**Your task:** Find each line in the records below that contains the word "contact", and copy it out.
::: Data records :::
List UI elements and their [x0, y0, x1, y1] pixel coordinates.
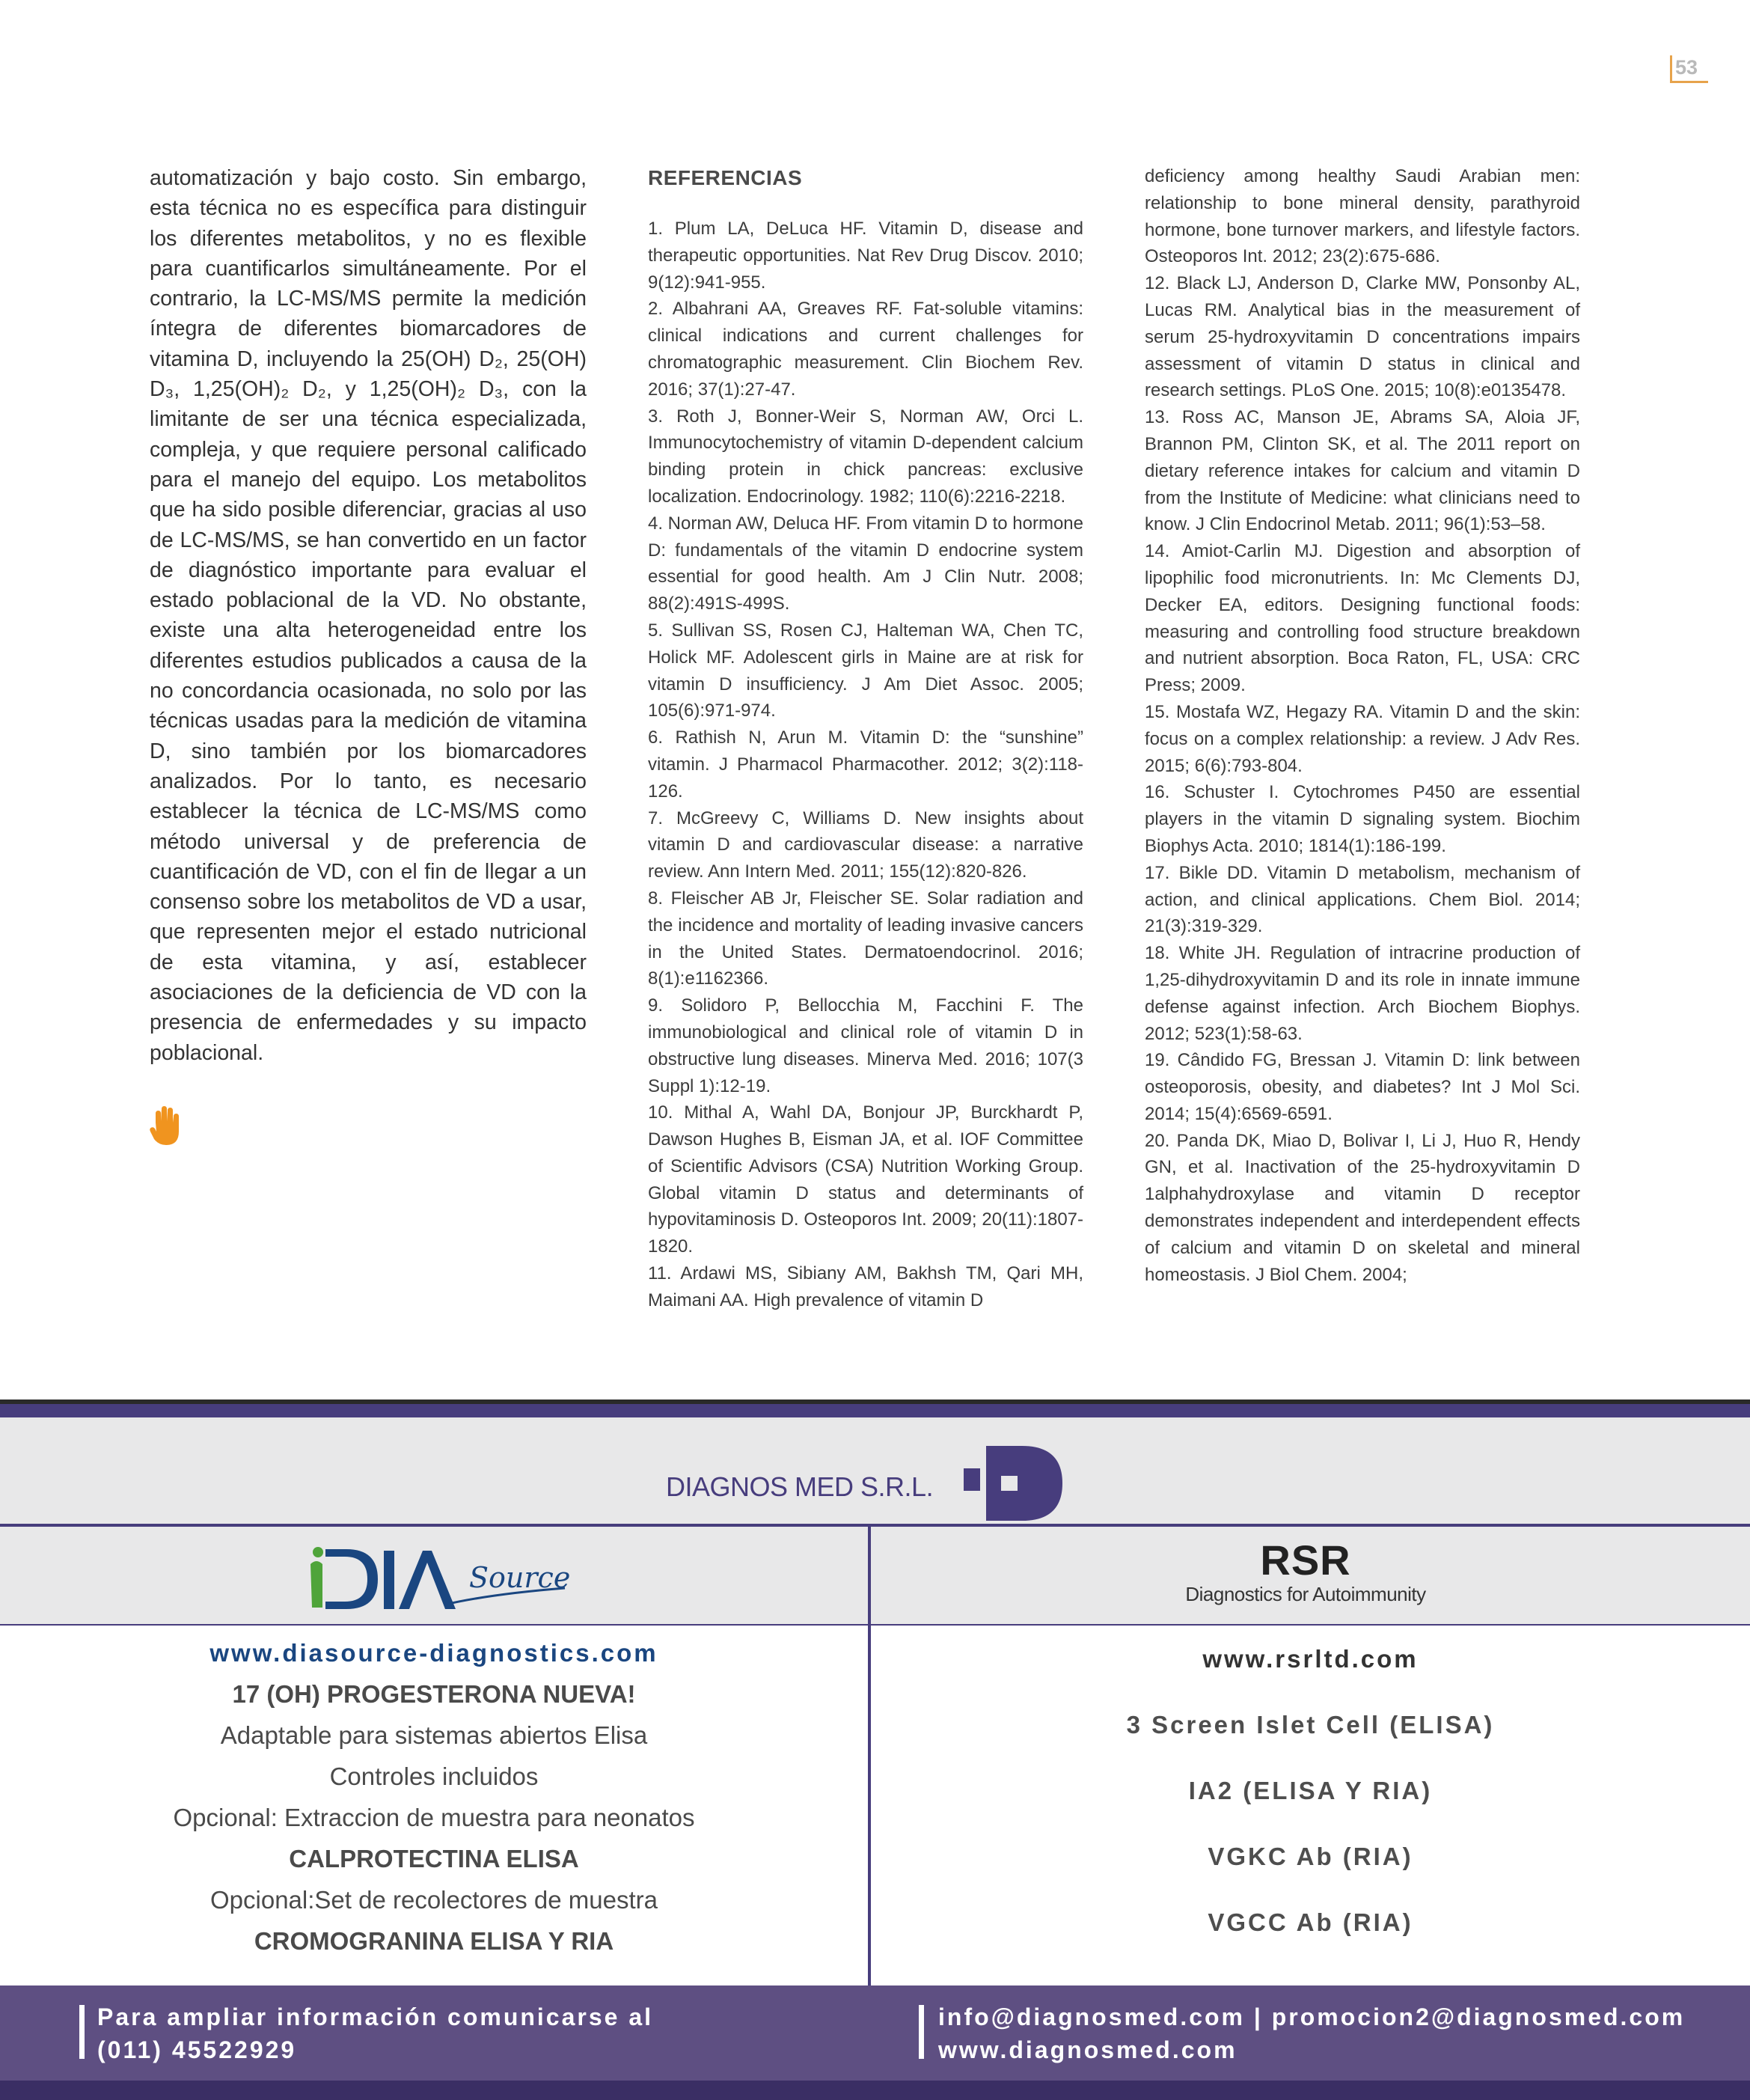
body-paragraph: automatización y bajo costo. Sin embargo, esta técnica no es específica para distinguir los diferentes metabolitos, y no es flexible para cuantificarlos simultáneamente. Por el contrario, la LC-MS/MS permite la medición íntegra de diferentes biomarcadores de vitamina D, incluyendo la 25(OH) D₂, 25(OH) D₃, 1,25(OH)₂ D₂, y 1,25(OH)₂ D₃, con la limitante de ser una técnica especializada, compleja, y que requiere personal calificado para el manejo del equipo. Los metabolitos que ha sido posible diferenciar, gracias al uso de LC-MS/MS, se han convertido en un factor de diagnóstico importante para evaluar el estado poblacional de la VD. No obstante, existe una alta heterogeneidad entre los diferentes estudios publicados a causa de la no concordancia ocasionada, no solo por las técnicas usadas para la medición de vitamina D, sino también por los biomarcadores analizados. Por lo tanto, es necesario establecer la técnica de LC-MS/MS como método universal y de preferencia de cuantificación de VD, con el fin de llegar a un consenso sobre los metabolitos de VD a usar, que representen mejor el estado nutricional de esta vitamina, y así, establecer asociaciones de la deficiencia de VD con la presencia de enfermedades y su impacto poblacional. [150, 166, 587, 1065]
footer-contact-line: Para ampliar información comunicarse al [97, 2003, 654, 2030]
rsr-products-panel [871, 1626, 1750, 1985]
footer-emails[interactable]: info@diagnosmed.com | promocion2@diagnosmed.com [938, 2003, 1686, 2030]
diagnosmed-logo-icon [964, 1444, 1068, 1527]
references-column-left [648, 163, 1083, 1314]
reference-item: 2. Albahrani AA, Greaves RF. Fat-soluble vitamins: clinical indications and current challenges for chromatographic measurement. Clin Biochem Rev. 2016; 37(1):27-47. [648, 299, 1083, 400]
reference-item: 6. Rathish N, Arun M. Vitamin D: the “sunshine” vitamin. J Pharmacol Pharmacother. 2012; 3(2):118-126. [648, 727, 1083, 802]
body-text-column [150, 163, 587, 1068]
reference-item: 5. Sullivan SS, Rosen CJ, Halteman WA, Chen TC, Holick MF. Adolescent girls in Maine are at risk for vitamin D insufficiency. J Am Diet Assoc. 2005; 105(6):971-974. [648, 620, 1083, 721]
reference-item: 19. Cândido FG, Bressan J. Vitamin D: link between osteoporosis, obesity, and diabetes? Int J Mol Sci. 2014; 15(4):6569-6591. [1145, 1050, 1580, 1124]
product-line: CALPROTECTINA ELISA [289, 1845, 579, 1872]
diasource-logo [303, 1542, 572, 1620]
diasource-logo-script: Source [469, 1561, 571, 1594]
brand-name: DIAGNOS MED S.R.L. [666, 1471, 934, 1502]
product-line: IA2 (ELISA Y RIA) [1188, 1777, 1433, 1804]
product-line: Opcional:Set de recolectores de muestra [210, 1886, 658, 1914]
reference-item: 16. Schuster I. Cytochromes P450 are essential players in the vitamin D signaling system. Biochim Biophys Acta. 2010; 1814(1):186-199. [1145, 782, 1580, 856]
reference-item: 18. White JH. Regulation of intracrine production of 1,25-dihydroxyvitamin D and its role in innate immune defense against infection. Arch Biochem Biophys. 2012; 523(1):58-63. [1145, 943, 1580, 1044]
advertisement [0, 1400, 1750, 2100]
reference-item: 13. Ross AC, Manson JE, Abrams SA, Aloia JF, Brannon PM, Clinton SK, et al. The 2011 report on dietary reference intakes for calcium and vitamin D from the Institute of Medicine: what clinicians need to know. J Clin Endocrinol Metab. 2011; 96(1):53–58. [1145, 407, 1580, 535]
reference-item: 9. Solidoro P, Bellocchia M, Facchini F. The immunobiological and clinical role of vitamin D in obstructive lung diseases. Minerva Med. 2016; 107(3 Suppl 1):12-19. [648, 995, 1083, 1096]
page-number: 53 [1670, 55, 1708, 83]
rsr-logo-subtitle: Diagnostics for Autoimmunity [1185, 1583, 1426, 1605]
product-line: 3 Screen Islet Cell (ELISA) [1126, 1711, 1495, 1739]
footer-phone[interactable]: (011) 45522929 [97, 2036, 297, 2063]
reference-item: 11. Ardawi MS, Sibiany AM, Bakhsh TM, Qari MH, Maimani AA. High prevalence of vitamin D [648, 1263, 1083, 1310]
ad-divider [0, 1524, 1750, 1527]
rsr-logo-title: RSR [1260, 1536, 1351, 1584]
references-column-right [1145, 163, 1580, 1288]
reference-item: 1. Plum LA, DeLuca HF. Vitamin D, disease and therapeutic opportunities. Nat Rev Drug Discov. 2010; 9(12):941-955. [648, 219, 1083, 293]
reference-item: 8. Fleischer AB Jr, Fleischer SE. Solar radiation and the incidence and mortality of leading invasive cancers in the United States. Dermatoendocrinol. 2016; 8(1):e1162366. [648, 888, 1083, 989]
reference-item: 7. McGreevy C, Williams D. New insights about vitamin D and cardiovascular disease: a narrative review. Ann Intern Med. 2011; 155(12):820-826. [648, 808, 1083, 882]
reference-item: 4. Norman AW, Deluca HF. From vitamin D to hormone D: fundamentals of the vitamin D endocrine system essential for good health. Am J Clin Nutr. 2008; 88(2):491S-499S. [648, 513, 1083, 614]
reference-item: 15. Mostafa WZ, Hegazy RA. Vitamin D and the skin: focus on a complex relationship: a review. J Adv Res. 2015; 6(6):793-804. [1145, 701, 1580, 776]
product-line: Controles incluidos [329, 1762, 539, 1790]
diasource-url-link[interactable]: www.diasource-diagnostics.com [209, 1639, 658, 1667]
reference-item: 12. Black LJ, Anderson D, Clarke MW, Ponsonby AL, Lucas RM. Analytical bias in the measurement of serum 25-hydroxyvitamin D concentrations impairs assessment of vitamin D status in clinical and research settings. PLoS One. 2015; 10(8):e0135478. [1145, 273, 1580, 401]
hand-icon [150, 1106, 180, 1145]
product-line: Opcional: Extraccion de muestra para neonatos [173, 1804, 695, 1831]
references-heading: REFERENCIAS [648, 166, 803, 189]
reference-item: 3. Roth J, Bonner-Weir S, Norman AW, Orci L. Immunocytochemistry of vitamin D-dependent calcium binding protein in chick pancreas: exclusive localization. Endocrinology. 1982; 110(6):2216-2218. [648, 406, 1083, 507]
diasource-products-panel [0, 1626, 868, 1985]
product-line: Adaptable para sistemas abiertos Elisa [220, 1721, 648, 1749]
reference-item: 17. Bikle DD. Vitamin D metabolism, mechanism of action, and clinical applications. Chem Biol. 2014; 21(3):319-329. [1145, 862, 1580, 937]
rsr-logo [1182, 1538, 1429, 1605]
product-line: CROMOGRANINA ELISA Y RIA [254, 1927, 614, 1955]
footer-bottom-band [0, 2081, 1750, 2100]
footer-website-link[interactable]: www.diagnosmed.com [938, 2036, 1237, 2063]
footer-accent-bar [919, 2005, 924, 2059]
rsr-url-link[interactable]: www.rsrltd.com [1202, 1645, 1419, 1673]
reference-item: deficiency among healthy Saudi Arabian men: relationship to bone mineral density, parathyroid hormone, bone turnover markers, and lifestyle factors. Osteoporos Int. 2012; 23(2):675-686. [1145, 166, 1580, 267]
product-line: VGCC Ab (RIA) [1208, 1908, 1413, 1936]
product-line: VGKC Ab (RIA) [1208, 1843, 1413, 1870]
product-line: 17 (OH) PROGESTERONA NUEVA! [232, 1680, 636, 1708]
ad-top-band [0, 1404, 1750, 1417]
reference-item: 14. Amiot-Carlin MJ. Digestion and absorption of lipophilic food micronutrients. In: Mc Clements DJ, Decker EA, editors. Designing functional foods: measuring and controlling food structure breakdown and nutrient absorption. Boca Raton, FL, USA: CRC Press; 2009. [1145, 541, 1580, 696]
reference-item: 10. Mithal A, Wahl DA, Bonjour JP, Burckhardt P, Dawson Hughes B, Eisman JA, et al. IOF Committee of Scientific Advisors (CSA) Nutrition Working Group. Global vitamin D status and determinants of hypovitaminosis D. Osteoporos Int. 2009; 20(11):1807-1820. [648, 1102, 1083, 1257]
reference-item: 20. Panda DK, Miao D, Bolivar I, Li J, Huo R, Hendy GN, et al. Inactivation of the 25-hydroxyvitamin D 1alphahydroxylase and vitamin D receptor demonstrates independent and interdependent effects of calcium and vitamin D on skeletal and mineral homeostasis. J Biol Chem. 2004; [1145, 1130, 1580, 1285]
footer-contact-text [97, 2000, 653, 2066]
ad-footer [0, 1985, 1750, 2100]
footer-accent-bar [79, 2005, 85, 2059]
footer-email-block [938, 2000, 1685, 2066]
:::
**Answer space:**
footer-contact-line: Para ampliar información comunicarse al [97, 2003, 654, 2030]
footer-contact-text [97, 2000, 653, 2066]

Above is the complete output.